All records below must be retyped exactly.
>> BEGIN DATA ENTRIES
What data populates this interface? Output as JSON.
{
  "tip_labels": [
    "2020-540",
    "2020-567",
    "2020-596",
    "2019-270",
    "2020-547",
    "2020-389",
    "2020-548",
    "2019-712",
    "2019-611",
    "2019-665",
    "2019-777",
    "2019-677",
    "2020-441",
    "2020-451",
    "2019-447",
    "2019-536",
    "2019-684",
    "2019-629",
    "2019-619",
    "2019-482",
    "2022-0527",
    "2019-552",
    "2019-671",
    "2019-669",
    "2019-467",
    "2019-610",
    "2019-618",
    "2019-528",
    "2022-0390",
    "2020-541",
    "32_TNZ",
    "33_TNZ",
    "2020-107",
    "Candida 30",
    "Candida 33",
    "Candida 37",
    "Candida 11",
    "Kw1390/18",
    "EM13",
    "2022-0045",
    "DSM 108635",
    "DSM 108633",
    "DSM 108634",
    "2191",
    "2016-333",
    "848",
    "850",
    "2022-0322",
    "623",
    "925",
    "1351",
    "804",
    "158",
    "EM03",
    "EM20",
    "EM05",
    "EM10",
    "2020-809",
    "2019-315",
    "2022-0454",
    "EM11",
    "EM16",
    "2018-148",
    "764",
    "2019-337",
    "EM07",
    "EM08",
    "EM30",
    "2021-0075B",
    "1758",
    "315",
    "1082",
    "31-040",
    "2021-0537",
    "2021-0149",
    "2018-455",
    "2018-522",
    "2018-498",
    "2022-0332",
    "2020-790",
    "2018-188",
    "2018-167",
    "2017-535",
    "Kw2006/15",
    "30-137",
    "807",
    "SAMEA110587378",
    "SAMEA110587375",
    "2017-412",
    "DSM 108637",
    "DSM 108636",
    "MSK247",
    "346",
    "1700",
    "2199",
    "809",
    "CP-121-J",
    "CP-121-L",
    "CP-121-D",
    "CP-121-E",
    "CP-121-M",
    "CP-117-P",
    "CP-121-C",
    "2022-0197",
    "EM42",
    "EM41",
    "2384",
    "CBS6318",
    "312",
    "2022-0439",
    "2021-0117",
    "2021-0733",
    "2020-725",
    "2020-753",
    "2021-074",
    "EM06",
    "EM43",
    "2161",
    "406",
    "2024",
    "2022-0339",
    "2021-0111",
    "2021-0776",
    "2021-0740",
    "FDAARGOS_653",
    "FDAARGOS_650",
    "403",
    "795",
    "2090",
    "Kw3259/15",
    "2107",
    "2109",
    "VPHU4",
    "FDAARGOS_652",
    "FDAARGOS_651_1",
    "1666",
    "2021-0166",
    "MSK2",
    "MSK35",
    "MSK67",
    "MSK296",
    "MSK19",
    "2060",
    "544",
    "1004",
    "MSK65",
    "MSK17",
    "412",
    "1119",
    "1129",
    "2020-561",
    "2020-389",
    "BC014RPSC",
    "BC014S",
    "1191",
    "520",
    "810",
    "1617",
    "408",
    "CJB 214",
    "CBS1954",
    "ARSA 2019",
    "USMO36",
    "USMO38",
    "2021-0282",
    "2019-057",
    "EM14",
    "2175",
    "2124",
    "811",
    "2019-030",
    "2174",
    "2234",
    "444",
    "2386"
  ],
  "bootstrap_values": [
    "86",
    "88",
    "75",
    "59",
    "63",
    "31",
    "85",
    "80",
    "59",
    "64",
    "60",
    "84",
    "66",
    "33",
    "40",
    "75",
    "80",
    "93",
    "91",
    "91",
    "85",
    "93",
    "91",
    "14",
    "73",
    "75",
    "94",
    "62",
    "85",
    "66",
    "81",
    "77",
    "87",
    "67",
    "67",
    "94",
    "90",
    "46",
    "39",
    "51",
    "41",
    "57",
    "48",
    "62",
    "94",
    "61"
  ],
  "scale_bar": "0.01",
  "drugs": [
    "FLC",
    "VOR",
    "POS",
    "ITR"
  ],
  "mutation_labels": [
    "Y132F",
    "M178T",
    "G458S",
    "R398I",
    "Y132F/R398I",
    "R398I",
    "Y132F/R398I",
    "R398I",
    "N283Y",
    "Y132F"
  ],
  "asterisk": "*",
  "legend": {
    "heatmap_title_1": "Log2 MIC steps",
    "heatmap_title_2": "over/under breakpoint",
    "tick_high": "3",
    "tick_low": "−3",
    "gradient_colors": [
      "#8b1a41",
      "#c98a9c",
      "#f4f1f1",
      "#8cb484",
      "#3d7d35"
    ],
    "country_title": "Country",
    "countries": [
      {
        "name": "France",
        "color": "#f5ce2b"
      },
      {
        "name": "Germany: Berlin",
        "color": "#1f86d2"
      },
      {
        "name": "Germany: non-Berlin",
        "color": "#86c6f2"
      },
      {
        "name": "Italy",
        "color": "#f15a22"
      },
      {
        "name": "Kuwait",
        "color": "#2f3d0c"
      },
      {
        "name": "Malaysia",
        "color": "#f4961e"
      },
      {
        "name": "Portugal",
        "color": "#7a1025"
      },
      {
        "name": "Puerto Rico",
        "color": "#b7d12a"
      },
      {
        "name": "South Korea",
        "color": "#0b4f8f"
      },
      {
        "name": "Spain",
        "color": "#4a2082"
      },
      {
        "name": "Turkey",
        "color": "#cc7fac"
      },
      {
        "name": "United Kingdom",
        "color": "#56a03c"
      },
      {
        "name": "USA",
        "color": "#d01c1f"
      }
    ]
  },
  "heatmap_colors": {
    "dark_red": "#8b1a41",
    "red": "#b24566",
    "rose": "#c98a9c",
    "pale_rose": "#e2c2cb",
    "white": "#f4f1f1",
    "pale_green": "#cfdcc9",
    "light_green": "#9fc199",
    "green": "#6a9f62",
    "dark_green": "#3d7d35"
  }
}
>> END DATA ENTRIES
CORRECT ANSWER
What data populates this interface? Output as JSON.
{
  "tip_labels": [
    "2020-540",
    "2020-567",
    "2020-596",
    "2019-270",
    "2020-547",
    "2020-389",
    "2020-548",
    "2019-712",
    "2019-611",
    "2019-665",
    "2019-777",
    "2019-677",
    "2020-441",
    "2020-451",
    "2019-447",
    "2019-536",
    "2019-684",
    "2019-629",
    "2019-619",
    "2019-482",
    "2022-0527",
    "2019-552",
    "2019-671",
    "2019-669",
    "2019-467",
    "2019-610",
    "2019-618",
    "2019-528",
    "2022-0390",
    "2020-541",
    "32_TNZ",
    "33_TNZ",
    "2020-107",
    "Candida 30",
    "Candida 33",
    "Candida 37",
    "Candida 11",
    "Kw1390/18",
    "EM13",
    "2022-0045",
    "DSM 108635",
    "DSM 108633",
    "DSM 108634",
    "2191",
    "2016-333",
    "848",
    "850",
    "2022-0322",
    "623",
    "925",
    "1351",
    "804",
    "158",
    "EM03",
    "EM20",
    "EM05",
    "EM10",
    "2020-809",
    "2019-315",
    "2022-0454",
    "EM11",
    "EM16",
    "2018-148",
    "764",
    "2019-337",
    "EM07",
    "EM08",
    "EM30",
    "2021-0075B",
    "1758",
    "315",
    "1082",
    "31-040",
    "2021-0537",
    "2021-0149",
    "2018-455",
    "2018-522",
    "2018-498",
    "2022-0332",
    "2020-790",
    "2018-188",
    "2018-167",
    "2017-535",
    "Kw2006/15",
    "30-137",
    "807",
    "SAMEA110587378",
    "SAMEA110587375",
    "2017-412",
    "DSM 108637",
    "DSM 108636",
    "MSK247",
    "346",
    "1700",
    "2199",
    "809",
    "CP-121-J",
    "CP-121-L",
    "CP-121-D",
    "CP-121-E",
    "CP-121-M",
    "CP-117-P",
    "CP-121-C",
    "2022-0197",
    "EM42",
    "EM41",
    "2384",
    "CBS6318",
    "312",
    "2022-0439",
    "2021-0117",
    "2021-0733",
    "2020-725",
    "2020-753",
    "2021-074",
    "EM06",
    "EM43",
    "2161",
    "406",
    "2024",
    "2022-0339",
    "2021-0111",
    "2021-0776",
    "2021-0740",
    "FDAARGOS_653",
    "FDAARGOS_650",
    "403",
    "795",
    "2090",
    "Kw3259/15",
    "2107",
    "2109",
    "VPHU4",
    "FDAARGOS_652",
    "FDAARGOS_651_1",
    "1666",
    "2021-0166",
    "MSK2",
    "MSK35",
    "MSK67",
    "MSK296",
    "MSK19",
    "2060",
    "544",
    "1004",
    "MSK65",
    "MSK17",
    "412",
    "1119",
    "1129",
    "2020-561",
    "2020-389",
    "BC014RPSC",
    "BC014S",
    "1191",
    "520",
    "810",
    "1617",
    "408",
    "CJB 214",
    "CBS1954",
    "ARSA 2019",
    "USMO36",
    "USMO38",
    "2021-0282",
    "2019-057",
    "EM14",
    "2175",
    "2124",
    "811",
    "2019-030",
    "2174",
    "2234",
    "444",
    "2386"
  ],
  "bootstrap_values": [
    "86",
    "88",
    "75",
    "59",
    "63",
    "31",
    "85",
    "80",
    "59",
    "64",
    "60",
    "84",
    "66",
    "33",
    "40",
    "75",
    "80",
    "93",
    "91",
    "91",
    "85",
    "93",
    "91",
    "14",
    "73",
    "75",
    "94",
    "62",
    "85",
    "66",
    "81",
    "77",
    "87",
    "67",
    "67",
    "94",
    "90",
    "46",
    "39",
    "51",
    "41",
    "57",
    "48",
    "62",
    "94",
    "61"
  ],
  "scale_bar": "0.01",
  "drugs": [
    "FLC",
    "VOR",
    "POS",
    "ITR"
  ],
  "mutation_labels": [
    "Y132F",
    "M178T",
    "G458S",
    "R398I",
    "Y132F/R398I",
    "R398I",
    "Y132F/R398I",
    "R398I",
    "N283Y",
    "Y132F"
  ],
  "asterisk": "*",
  "legend": {
    "heatmap_title_1": "Log2 MIC steps",
    "heatmap_title_2": "over/under breakpoint",
    "tick_high": "3",
    "tick_low": "−3",
    "gradient_colors": [
      "#8b1a41",
      "#c98a9c",
      "#f4f1f1",
      "#8cb484",
      "#3d7d35"
    ],
    "country_title": "Country",
    "countries": [
      {
        "name": "France",
        "color": "#f5ce2b"
      },
      {
        "name": "Germany: Berlin",
        "color": "#1f86d2"
      },
      {
        "name": "Germany: non-Berlin",
        "color": "#86c6f2"
      },
      {
        "name": "Italy",
        "color": "#f15a22"
      },
      {
        "name": "Kuwait",
        "color": "#2f3d0c"
      },
      {
        "name": "Malaysia",
        "color": "#f4961e"
      },
      {
        "name": "Portugal",
        "color": "#7a1025"
      },
      {
        "name": "Puerto Rico",
        "color": "#b7d12a"
      },
      {
        "name": "South Korea",
        "color": "#0b4f8f"
      },
      {
        "name": "Spain",
        "color": "#4a2082"
      },
      {
        "name": "Turkey",
        "color": "#cc7fac"
      },
      {
        "name": "United Kingdom",
        "color": "#56a03c"
      },
      {
        "name": "USA",
        "color": "#d01c1f"
      }
    ]
  },
  "heatmap_colors": {
    "dark_red": "#8b1a41",
    "red": "#b24566",
    "rose": "#c98a9c",
    "pale_rose": "#e2c2cb",
    "white": "#f4f1f1",
    "pale_green": "#cfdcc9",
    "light_green": "#9fc199",
    "green": "#6a9f62",
    "dark_green": "#3d7d35"
  }
}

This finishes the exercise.